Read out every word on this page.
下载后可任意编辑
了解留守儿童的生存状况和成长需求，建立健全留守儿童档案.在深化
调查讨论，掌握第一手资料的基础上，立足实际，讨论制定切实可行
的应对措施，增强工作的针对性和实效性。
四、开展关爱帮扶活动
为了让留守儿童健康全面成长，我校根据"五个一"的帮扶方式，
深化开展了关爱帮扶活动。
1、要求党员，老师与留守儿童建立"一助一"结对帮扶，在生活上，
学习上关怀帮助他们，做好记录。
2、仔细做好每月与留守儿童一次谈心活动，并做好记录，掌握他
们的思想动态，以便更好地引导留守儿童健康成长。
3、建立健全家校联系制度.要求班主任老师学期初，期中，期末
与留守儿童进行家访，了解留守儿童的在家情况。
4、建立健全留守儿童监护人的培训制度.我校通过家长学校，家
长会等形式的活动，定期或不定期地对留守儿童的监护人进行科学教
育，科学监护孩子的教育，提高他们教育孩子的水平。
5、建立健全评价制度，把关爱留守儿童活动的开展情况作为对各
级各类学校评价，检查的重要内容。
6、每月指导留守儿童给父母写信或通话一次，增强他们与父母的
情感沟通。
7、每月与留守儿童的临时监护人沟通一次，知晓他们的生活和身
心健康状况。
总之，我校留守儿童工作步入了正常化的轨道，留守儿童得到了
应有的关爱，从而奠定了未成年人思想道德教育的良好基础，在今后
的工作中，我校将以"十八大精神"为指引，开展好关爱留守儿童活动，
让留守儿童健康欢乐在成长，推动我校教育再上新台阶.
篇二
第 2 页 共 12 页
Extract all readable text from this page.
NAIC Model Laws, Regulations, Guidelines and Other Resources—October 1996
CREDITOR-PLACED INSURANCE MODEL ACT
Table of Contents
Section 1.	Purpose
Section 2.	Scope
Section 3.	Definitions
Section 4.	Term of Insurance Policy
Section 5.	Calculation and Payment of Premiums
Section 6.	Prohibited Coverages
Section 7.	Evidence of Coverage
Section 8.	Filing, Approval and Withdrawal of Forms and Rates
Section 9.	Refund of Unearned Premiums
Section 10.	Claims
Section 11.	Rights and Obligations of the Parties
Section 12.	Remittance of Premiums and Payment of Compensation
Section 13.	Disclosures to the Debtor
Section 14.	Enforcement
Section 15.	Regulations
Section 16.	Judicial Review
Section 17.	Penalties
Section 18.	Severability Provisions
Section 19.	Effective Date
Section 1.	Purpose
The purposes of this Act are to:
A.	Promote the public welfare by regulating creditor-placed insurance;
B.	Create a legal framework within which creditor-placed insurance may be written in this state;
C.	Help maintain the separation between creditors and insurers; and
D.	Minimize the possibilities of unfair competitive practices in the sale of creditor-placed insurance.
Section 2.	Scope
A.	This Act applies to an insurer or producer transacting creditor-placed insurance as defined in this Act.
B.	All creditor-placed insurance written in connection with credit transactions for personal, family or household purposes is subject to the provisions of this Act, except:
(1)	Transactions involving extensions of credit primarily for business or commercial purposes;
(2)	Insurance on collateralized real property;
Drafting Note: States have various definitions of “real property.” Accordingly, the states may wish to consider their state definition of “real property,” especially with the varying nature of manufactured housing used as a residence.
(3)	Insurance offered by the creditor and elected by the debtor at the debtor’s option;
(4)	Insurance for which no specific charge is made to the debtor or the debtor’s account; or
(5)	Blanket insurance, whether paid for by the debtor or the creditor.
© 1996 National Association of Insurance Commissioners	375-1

• _TASK DETAILS_
Exactly reproduce all of the entries.

• _RESULT OF THE TASK_
Read out every word on this page.
下载后可任意编辑
了解留守儿童的生存状况和成长需求，建立健全留守儿童档案.在深化
调查讨论，掌握第一手资料的基础上，立足实际，讨论制定切实可行
的应对措施，增强工作的针对性和实效性。
四、开展关爱帮扶活动
为了让留守儿童健康全面成长，我校根据"五个一"的帮扶方式，
深化开展了关爱帮扶活动。
1、要求党员，老师与留守儿童建立"一助一"结对帮扶，在生活上，
学习上关怀帮助他们，做好记录。
2、仔细做好每月与留守儿童一次谈心活动，并做好记录，掌握他
们的思想动态，以便更好地引导留守儿童健康成长。
3、建立健全家校联系制度.要求班主任老师学期初，期中，期末
与留守儿童进行家访，了解留守儿童的在家情况。
4、建立健全留守儿童监护人的培训制度.我校通过家长学校，家
长会等形式的活动，定期或不定期地对留守儿童的监护人进行科学教
育，科学监护孩子的教育，提高他们教育孩子的水平。
5、建立健全评价制度，把关爱留守儿童活动的开展情况作为对各
级各类学校评价，检查的重要内容。
6、每月指导留守儿童给父母写信或通话一次，增强他们与父母的
情感沟通。
7、每月与留守儿童的临时监护人沟通一次，知晓他们的生活和身
心健康状况。
总之，我校留守儿童工作步入了正常化的轨道，留守儿童得到了
应有的关爱，从而奠定了未成年人思想道德教育的良好基础，在今后
的工作中，我校将以"十八大精神"为指引，开展好关爱留守儿童活动，
让留守儿童健康欢乐在成长，推动我校教育再上新台阶.
篇二
第 2 页 共 12 页
Extract all readable text from this page.
NAIC Model Laws, Regulations, Guidelines and Other Resources—October 1996
CREDITOR-PLACED INSURANCE MODEL ACT
Table of Contents
Section 1.	Purpose
Section 2.	Scope
Section 3.	Definitions
Section 4.	Term of Insurance Policy
Section 5.	Calculation and Payment of Premiums
Section 6.	Prohibited Coverages
Section 7.	Evidence of Coverage
Section 8.	Filing, Approval and Withdrawal of Forms and Rates
Section 9.	Refund of Unearned Premiums
Section 10.	Claims
Section 11.	Rights and Obligations of the Parties
Section 12.	Remittance of Premiums and Payment of Compensation
Section 13.	Disclosures to the Debtor
Section 14.	Enforcement
Section 15.	Regulations
Section 16.	Judicial Review
Section 17.	Penalties
Section 18.	Severability Provisions
Section 19.	Effective Date
Section 1.	Purpose
The purposes of this Act are to:
A.	Promote the public welfare by regulating creditor-placed insurance;
B.	Create a legal framework within which creditor-placed insurance may be written in this state;
C.	Help maintain the separation between creditors and insurers; and
D.	Minimize the possibilities of unfair competitive practices in the sale of creditor-placed insurance.
Section 2.	Scope
A.	This Act applies to an insurer or producer transacting creditor-placed insurance as defined in this Act.
B.	All creditor-placed insurance written in connection with credit transactions for personal, family or household purposes is subject to the provisions of this Act, except:
(1)	Transactions involving extensions of credit primarily for business or commercial purposes;
(2)	Insurance on collateralized real property;
Drafting Note: States have various definitions of “real property.” Accordingly, the states may wish to consider their state definition of “real property,” especially with the varying nature of manufactured housing used as a residence.
(3)	Insurance offered by the creditor and elected by the debtor at the debtor’s option;
(4)	Insurance for which no specific charge is made to the debtor or the debtor’s account; or
(5)	Blanket insurance, whether paid for by the debtor or the creditor.
© 1996 National Association of Insurance Commissioners	375-1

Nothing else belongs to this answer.